• WRITTEN INSTRUCTION:
Make an exact copy of each entry, leaving out every picture.

• DATASET EXTRACT:
☆ ☆ ☆ ☆ ☆

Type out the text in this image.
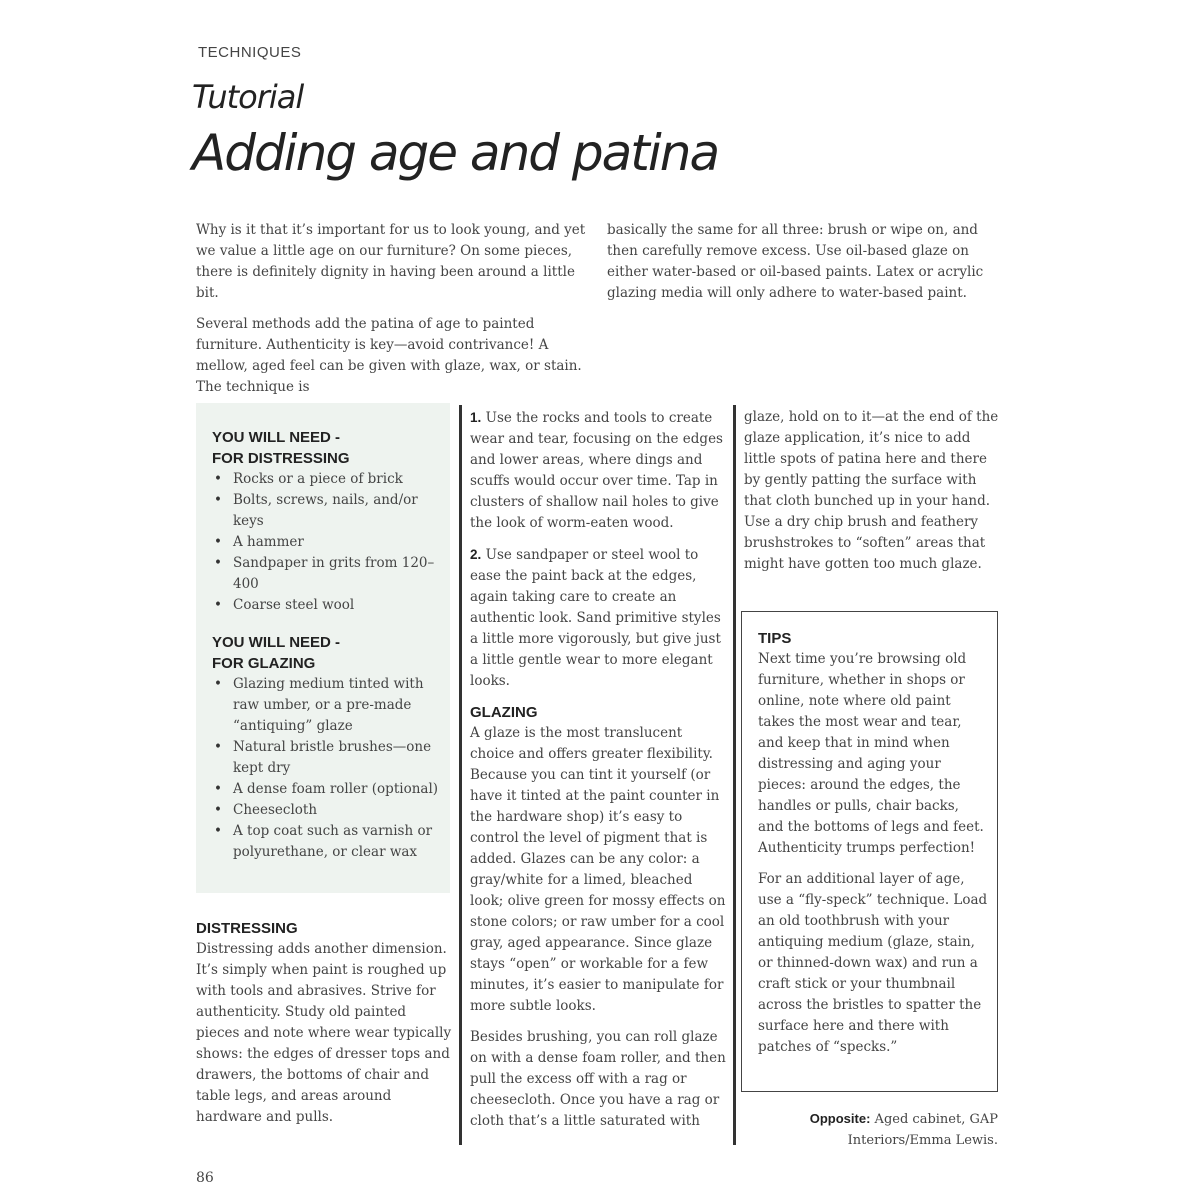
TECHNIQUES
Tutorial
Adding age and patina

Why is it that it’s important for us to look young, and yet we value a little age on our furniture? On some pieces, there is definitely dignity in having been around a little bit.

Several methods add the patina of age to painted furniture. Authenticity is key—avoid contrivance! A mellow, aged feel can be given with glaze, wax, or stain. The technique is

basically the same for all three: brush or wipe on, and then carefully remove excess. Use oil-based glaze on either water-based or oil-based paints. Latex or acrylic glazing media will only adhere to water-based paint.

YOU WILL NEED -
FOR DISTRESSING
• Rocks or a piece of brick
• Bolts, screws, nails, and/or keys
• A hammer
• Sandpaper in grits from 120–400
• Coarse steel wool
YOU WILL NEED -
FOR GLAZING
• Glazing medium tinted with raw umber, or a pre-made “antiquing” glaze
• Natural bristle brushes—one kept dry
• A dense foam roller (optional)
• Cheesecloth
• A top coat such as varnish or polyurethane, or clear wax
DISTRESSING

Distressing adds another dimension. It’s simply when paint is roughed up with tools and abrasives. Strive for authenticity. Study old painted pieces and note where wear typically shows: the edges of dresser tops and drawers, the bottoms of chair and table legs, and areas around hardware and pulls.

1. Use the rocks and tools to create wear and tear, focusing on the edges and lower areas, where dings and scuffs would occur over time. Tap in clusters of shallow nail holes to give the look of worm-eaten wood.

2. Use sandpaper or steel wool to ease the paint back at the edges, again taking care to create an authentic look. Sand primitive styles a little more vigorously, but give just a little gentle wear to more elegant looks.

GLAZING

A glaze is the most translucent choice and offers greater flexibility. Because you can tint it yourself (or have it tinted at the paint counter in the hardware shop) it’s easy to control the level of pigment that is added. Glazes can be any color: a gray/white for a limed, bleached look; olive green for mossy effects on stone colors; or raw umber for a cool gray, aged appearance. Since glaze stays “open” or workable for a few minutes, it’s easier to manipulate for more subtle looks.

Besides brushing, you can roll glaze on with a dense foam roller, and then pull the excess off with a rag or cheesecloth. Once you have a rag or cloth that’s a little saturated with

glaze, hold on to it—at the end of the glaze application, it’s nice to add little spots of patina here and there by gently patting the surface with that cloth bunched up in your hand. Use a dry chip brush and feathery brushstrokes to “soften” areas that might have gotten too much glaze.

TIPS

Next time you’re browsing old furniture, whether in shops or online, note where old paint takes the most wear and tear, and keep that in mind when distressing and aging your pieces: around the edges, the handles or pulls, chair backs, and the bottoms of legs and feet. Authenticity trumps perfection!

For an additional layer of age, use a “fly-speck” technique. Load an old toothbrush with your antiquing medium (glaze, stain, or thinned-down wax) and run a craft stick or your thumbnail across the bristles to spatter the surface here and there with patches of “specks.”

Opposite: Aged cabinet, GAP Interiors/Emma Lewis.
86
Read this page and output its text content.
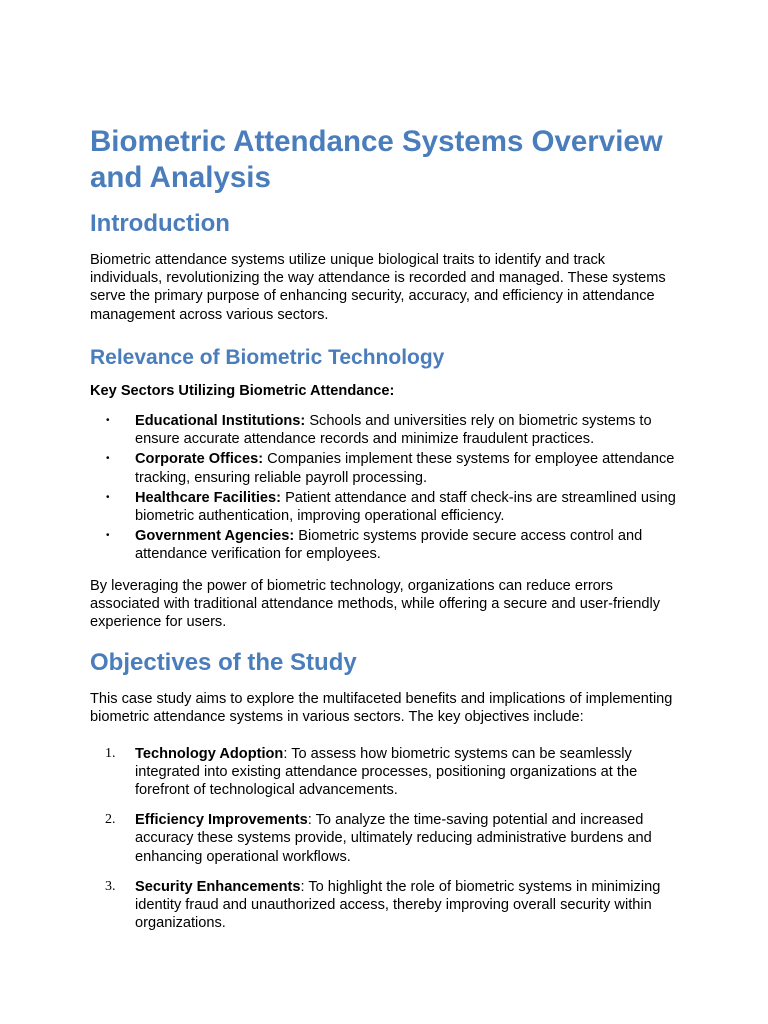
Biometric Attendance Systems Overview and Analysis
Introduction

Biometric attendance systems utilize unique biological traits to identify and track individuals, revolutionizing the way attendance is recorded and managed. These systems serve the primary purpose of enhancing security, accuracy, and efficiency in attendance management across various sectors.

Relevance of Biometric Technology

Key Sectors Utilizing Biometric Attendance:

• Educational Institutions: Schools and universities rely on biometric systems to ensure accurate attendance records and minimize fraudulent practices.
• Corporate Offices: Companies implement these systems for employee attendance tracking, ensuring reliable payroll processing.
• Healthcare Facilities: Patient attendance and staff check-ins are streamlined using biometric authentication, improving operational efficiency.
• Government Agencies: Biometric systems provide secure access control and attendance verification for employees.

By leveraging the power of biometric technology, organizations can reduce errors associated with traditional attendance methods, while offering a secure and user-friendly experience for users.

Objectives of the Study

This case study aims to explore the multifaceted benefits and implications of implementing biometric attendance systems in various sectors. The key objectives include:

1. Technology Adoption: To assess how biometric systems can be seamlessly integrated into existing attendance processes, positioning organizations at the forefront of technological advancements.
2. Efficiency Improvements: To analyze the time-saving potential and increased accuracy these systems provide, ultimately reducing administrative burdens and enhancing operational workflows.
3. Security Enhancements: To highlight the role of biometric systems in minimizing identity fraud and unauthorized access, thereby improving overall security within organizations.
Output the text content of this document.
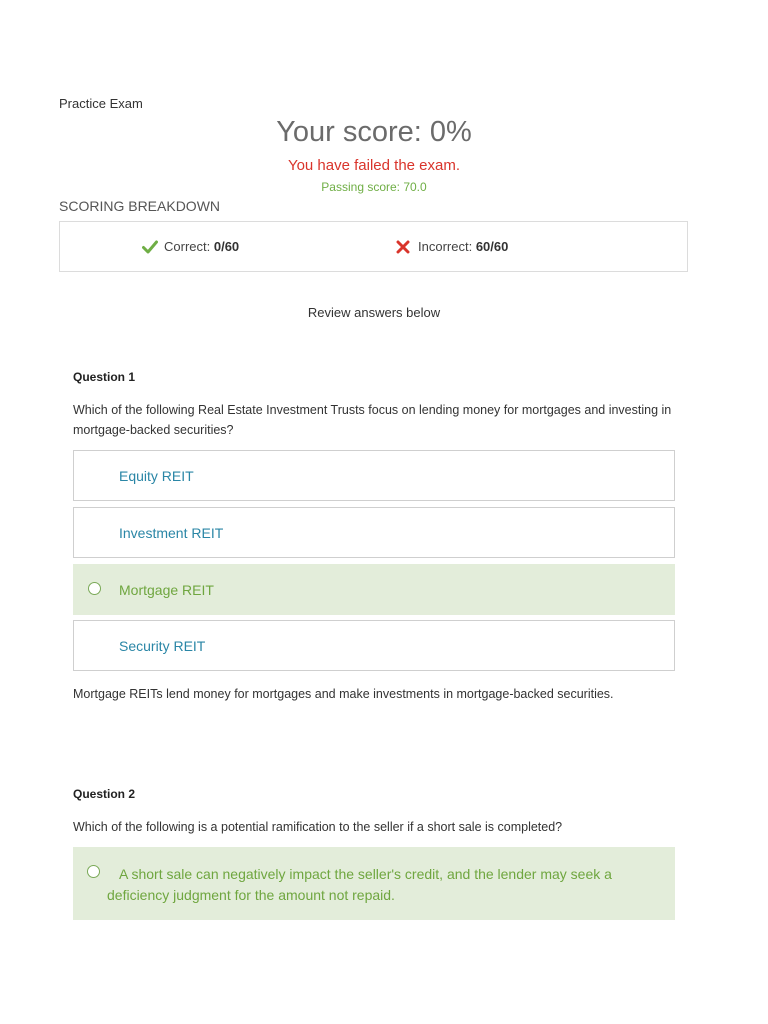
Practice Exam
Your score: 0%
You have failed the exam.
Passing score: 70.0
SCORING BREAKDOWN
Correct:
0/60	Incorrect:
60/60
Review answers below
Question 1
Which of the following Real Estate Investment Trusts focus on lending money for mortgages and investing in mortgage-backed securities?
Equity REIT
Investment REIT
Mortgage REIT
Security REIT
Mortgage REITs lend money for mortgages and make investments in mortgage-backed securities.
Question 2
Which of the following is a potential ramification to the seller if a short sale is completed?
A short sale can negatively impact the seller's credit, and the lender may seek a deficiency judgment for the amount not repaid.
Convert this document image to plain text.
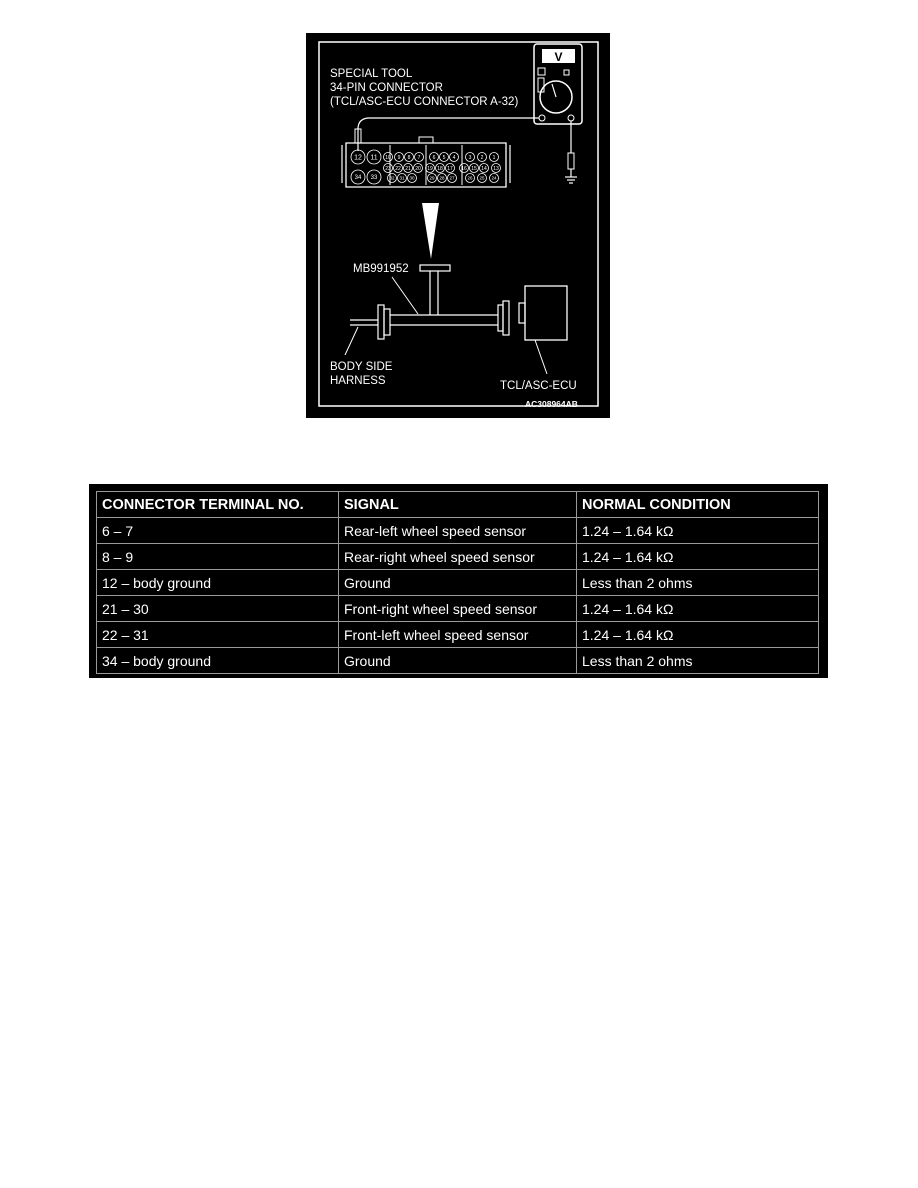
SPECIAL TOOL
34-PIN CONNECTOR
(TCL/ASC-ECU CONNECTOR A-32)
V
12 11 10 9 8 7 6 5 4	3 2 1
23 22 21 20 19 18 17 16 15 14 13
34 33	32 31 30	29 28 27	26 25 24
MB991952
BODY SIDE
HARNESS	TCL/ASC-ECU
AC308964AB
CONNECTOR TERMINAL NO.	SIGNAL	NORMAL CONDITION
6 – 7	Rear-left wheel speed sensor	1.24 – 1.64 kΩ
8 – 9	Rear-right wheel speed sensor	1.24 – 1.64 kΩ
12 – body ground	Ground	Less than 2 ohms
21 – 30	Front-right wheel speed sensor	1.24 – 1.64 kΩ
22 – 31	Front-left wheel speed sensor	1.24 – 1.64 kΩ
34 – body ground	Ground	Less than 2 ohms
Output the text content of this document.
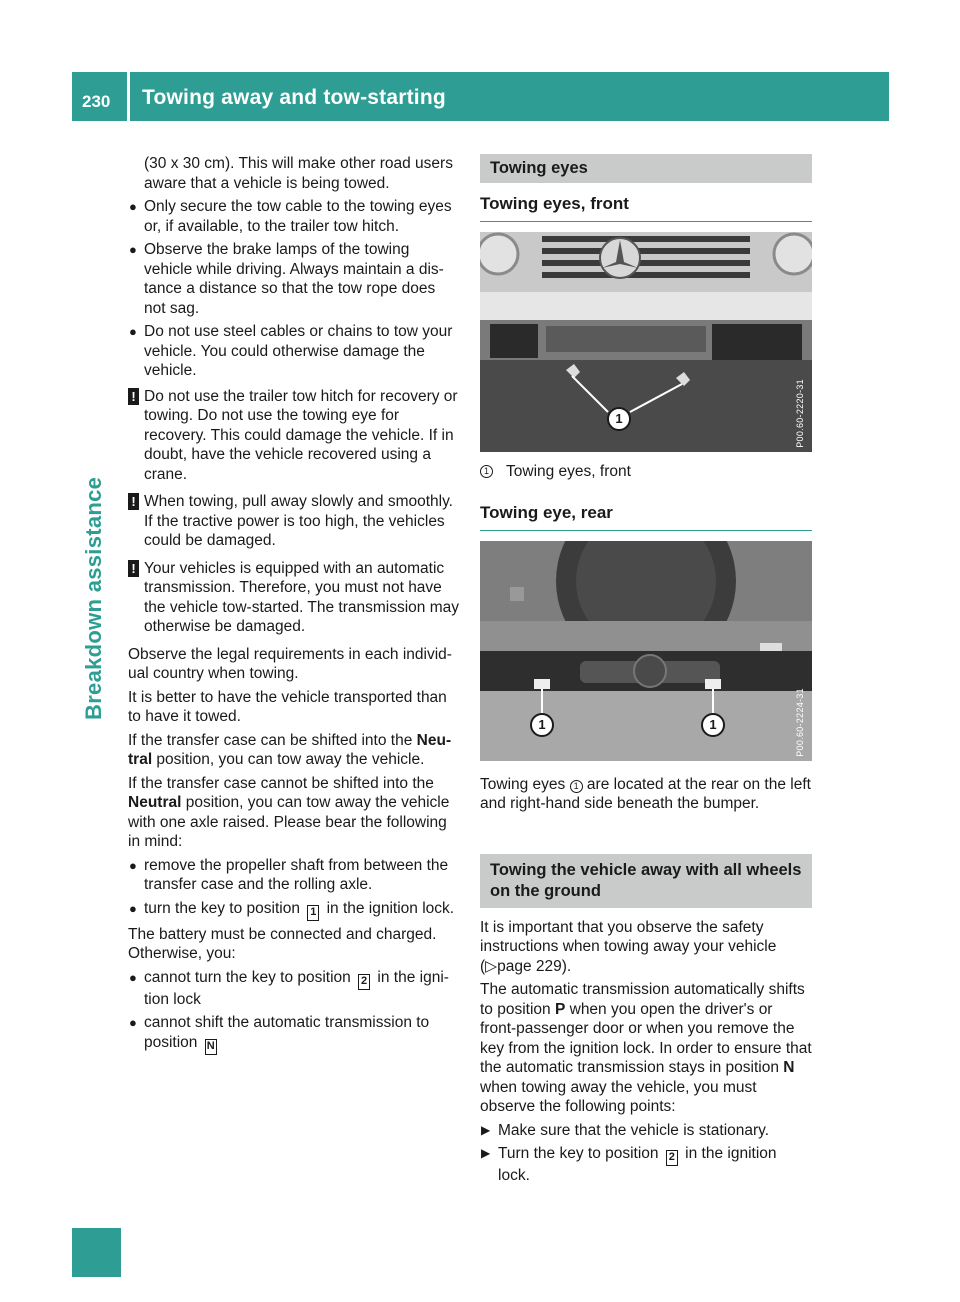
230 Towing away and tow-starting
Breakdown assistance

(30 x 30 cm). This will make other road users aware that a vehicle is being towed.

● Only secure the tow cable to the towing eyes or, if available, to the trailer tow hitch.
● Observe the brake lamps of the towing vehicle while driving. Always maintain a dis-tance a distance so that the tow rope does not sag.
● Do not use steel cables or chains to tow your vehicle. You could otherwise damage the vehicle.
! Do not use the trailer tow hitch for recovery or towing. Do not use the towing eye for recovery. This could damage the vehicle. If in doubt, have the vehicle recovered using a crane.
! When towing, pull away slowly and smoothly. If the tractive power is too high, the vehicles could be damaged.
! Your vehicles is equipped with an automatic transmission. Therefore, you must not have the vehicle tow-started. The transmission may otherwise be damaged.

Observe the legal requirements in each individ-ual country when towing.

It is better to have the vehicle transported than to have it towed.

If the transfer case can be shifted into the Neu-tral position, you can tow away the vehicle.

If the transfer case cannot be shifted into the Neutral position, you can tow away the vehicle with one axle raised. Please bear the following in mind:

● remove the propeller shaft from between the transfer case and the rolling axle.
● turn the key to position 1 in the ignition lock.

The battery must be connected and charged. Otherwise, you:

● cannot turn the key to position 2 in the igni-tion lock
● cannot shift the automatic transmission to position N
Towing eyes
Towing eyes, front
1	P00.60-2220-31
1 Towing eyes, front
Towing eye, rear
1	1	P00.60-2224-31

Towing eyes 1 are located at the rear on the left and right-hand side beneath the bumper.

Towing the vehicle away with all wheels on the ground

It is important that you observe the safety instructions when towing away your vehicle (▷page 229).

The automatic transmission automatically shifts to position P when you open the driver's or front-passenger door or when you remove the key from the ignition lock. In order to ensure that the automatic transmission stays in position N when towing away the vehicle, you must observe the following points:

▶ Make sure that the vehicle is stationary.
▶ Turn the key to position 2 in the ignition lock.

☆ ☆ ☆ ☆ ☆

• THE ANSWER:
Type out the text in this image.
TECHNIQUES
Tutorial
Adding age and patina

Why is it that it’s important for us to look young, and yet we value a little age on our furniture? On some pieces, there is definitely dignity in having been around a little bit.

Several methods add the patina of age to painted furniture. Authenticity is key—avoid contrivance! A mellow, aged feel can be given with glaze, wax, or stain. The technique is

basically the same for all three: brush or wipe on, and then carefully remove excess. Use oil-based glaze on either water-based or oil-based paints. Latex or acrylic glazing media will only adhere to water-based paint.

YOU WILL NEED -
FOR DISTRESSING
• Rocks or a piece of brick
• Bolts, screws, nails, and/or keys
• A hammer
• Sandpaper in grits from 120–400
• Coarse steel wool
YOU WILL NEED -
FOR GLAZING
• Glazing medium tinted with raw umber, or a pre-made “antiquing” glaze
• Natural bristle brushes—one kept dry
• A dense foam roller (optional)
• Cheesecloth
• A top coat such as varnish or polyurethane, or clear wax
DISTRESSING

Distressing adds another dimension. It’s simply when paint is roughed up with tools and abrasives. Strive for authenticity. Study old painted pieces and note where wear typically shows: the edges of dresser tops and drawers, the bottoms of chair and table legs, and areas around hardware and pulls.

1. Use the rocks and tools to create wear and tear, focusing on the edges and lower areas, where dings and scuffs would occur over time. Tap in clusters of shallow nail holes to give the look of worm-eaten wood.

2. Use sandpaper or steel wool to ease the paint back at the edges, again taking care to create an authentic look. Sand primitive styles a little more vigorously, but give just a little gentle wear to more elegant looks.

GLAZING

A glaze is the most translucent choice and offers greater flexibility. Because you can tint it yourself (or have it tinted at the paint counter in the hardware shop) it’s easy to control the level of pigment that is added. Glazes can be any color: a gray/white for a limed, bleached look; olive green for mossy effects on stone colors; or raw umber for a cool gray, aged appearance. Since glaze stays “open” or workable for a few minutes, it’s easier to manipulate for more subtle looks.

Besides brushing, you can roll glaze on with a dense foam roller, and then pull the excess off with a rag or cheesecloth. Once you have a rag or cloth that’s a little saturated with

glaze, hold on to it—at the end of the glaze application, it’s nice to add little spots of patina here and there by gently patting the surface with that cloth bunched up in your hand. Use a dry chip brush and feathery brushstrokes to “soften” areas that might have gotten too much glaze.

TIPS

Next time you’re browsing old furniture, whether in shops or online, note where old paint takes the most wear and tear, and keep that in mind when distressing and aging your pieces: around the edges, the handles or pulls, chair backs, and the bottoms of legs and feet. Authenticity trumps perfection!

For an additional layer of age, use a “fly-speck” technique. Load an old toothbrush with your antiquing medium (glaze, stain, or thinned-down wax) and run a craft stick or your thumbnail across the bristles to spatter the surface here and there with patches of “specks.”

Opposite: Aged cabinet, GAP Interiors/Emma Lewis.
86
Read this page and output its text content.
Biometric Attendance Systems Overview and Analysis
Introduction

Biometric attendance systems utilize unique biological traits to identify and track individuals, revolutionizing the way attendance is recorded and managed. These systems serve the primary purpose of enhancing security, accuracy, and efficiency in attendance management across various sectors.

Relevance of Biometric Technology

Key Sectors Utilizing Biometric Attendance:

• Educational Institutions: Schools and universities rely on biometric systems to ensure accurate attendance records and minimize fraudulent practices.
• Corporate Offices: Companies implement these systems for employee attendance tracking, ensuring reliable payroll processing.
• Healthcare Facilities: Patient attendance and staff check-ins are streamlined using biometric authentication, improving operational efficiency.
• Government Agencies: Biometric systems provide secure access control and attendance verification for employees.

By leveraging the power of biometric technology, organizations can reduce errors associated with traditional attendance methods, while offering a secure and user-friendly experience for users.

Objectives of the Study

This case study aims to explore the multifaceted benefits and implications of implementing biometric attendance systems in various sectors. The key objectives include:

1. Technology Adoption: To assess how biometric systems can be seamlessly integrated into existing attendance processes, positioning organizations at the forefront of technological advancements.
2. Efficiency Improvements: To analyze the time-saving potential and increased accuracy these systems provide, ultimately reducing administrative burdens and enhancing operational workflows.
3. Security Enhancements: To highlight the role of biometric systems in minimizing identity fraud and unauthorized access, thereby improving overall security within organizations.
Output the text content of this document.
Practice Exam
Your score: 0%
You have failed the exam.
Passing score: 70.0
SCORING BREAKDOWN
Correct:
0/60	Incorrect:
60/60
Review answers below
Question 1
Which of the following Real Estate Investment Trusts focus on lending money for mortgages and investing in mortgage-backed securities?
Equity REIT
Investment REIT
Mortgage REIT
Security REIT
Mortgage REITs lend money for mortgages and make investments in mortgage-backed securities.
Question 2
Which of the following is a potential ramification to the seller if a short sale is completed?
A short sale can negatively impact the seller's credit, and the lender may seek a deficiency judgment for the amount not repaid.
Convert this document image to plain text.
SPECIAL TOOL
34-PIN CONNECTOR
(TCL/ASC-ECU CONNECTOR A-32)
V
12 11 10 9 8 7 6 5 4	3 2 1
23 22 21 20 19 18 17 16 15 14 13
34 33	32 31 30	29 28 27	26 25 24
MB991952
BODY SIDE
HARNESS	TCL/ASC-ECU
AC308964AB
CONNECTOR TERMINAL NO.	SIGNAL	NORMAL CONDITION
6 – 7	Rear-left wheel speed sensor	1.24 – 1.64 kΩ
8 – 9	Rear-right wheel speed sensor	1.24 – 1.64 kΩ
12 – body ground	Ground	Less than 2 ohms
21 – 30	Front-right wheel speed sensor	1.24 – 1.64 kΩ
22 – 31	Front-left wheel speed sensor	1.24 – 1.64 kΩ
34 – body ground	Ground	Less than 2 ohms
Output the text content of this document.
230 Towing away and tow-starting
Breakdown assistance

(30 x 30 cm). This will make other road users aware that a vehicle is being towed.

● Only secure the tow cable to the towing eyes or, if available, to the trailer tow hitch.
● Observe the brake lamps of the towing vehicle while driving. Always maintain a dis-tance a distance so that the tow rope does not sag.
● Do not use steel cables or chains to tow your vehicle. You could otherwise damage the vehicle.
! Do not use the trailer tow hitch for recovery or towing. Do not use the towing eye for recovery. This could damage the vehicle. If in doubt, have the vehicle recovered using a crane.
! When towing, pull away slowly and smoothly. If the tractive power is too high, the vehicles could be damaged.
! Your vehicles is equipped with an automatic transmission. Therefore, you must not have the vehicle tow-started. The transmission may otherwise be damaged.

Observe the legal requirements in each individ-ual country when towing.

It is better to have the vehicle transported than to have it towed.

If the transfer case can be shifted into the Neu-tral position, you can tow away the vehicle.

If the transfer case cannot be shifted into the Neutral position, you can tow away the vehicle with one axle raised. Please bear the following in mind:

● remove the propeller shaft from between the transfer case and the rolling axle.
● turn the key to position 1 in the ignition lock.

The battery must be connected and charged. Otherwise, you:

● cannot turn the key to position 2 in the igni-tion lock
● cannot shift the automatic transmission to position N
Towing eyes
Towing eyes, front
1	P00.60-2220-31
1 Towing eyes, front
Towing eye, rear
1	1	P00.60-2224-31

Towing eyes 1 are located at the rear on the left and right-hand side beneath the bumper.

Towing the vehicle away with all wheels on the ground

It is important that you observe the safety instructions when towing away your vehicle (▷page 229).

The automatic transmission automatically shifts to position P when you open the driver's or front-passenger door or when you remove the key from the ignition lock. In order to ensure that the automatic transmission stays in position N when towing away the vehicle, you must observe the following points:

▶ Make sure that the vehicle is stationary.
▶ Turn the key to position 2 in the ignition lock.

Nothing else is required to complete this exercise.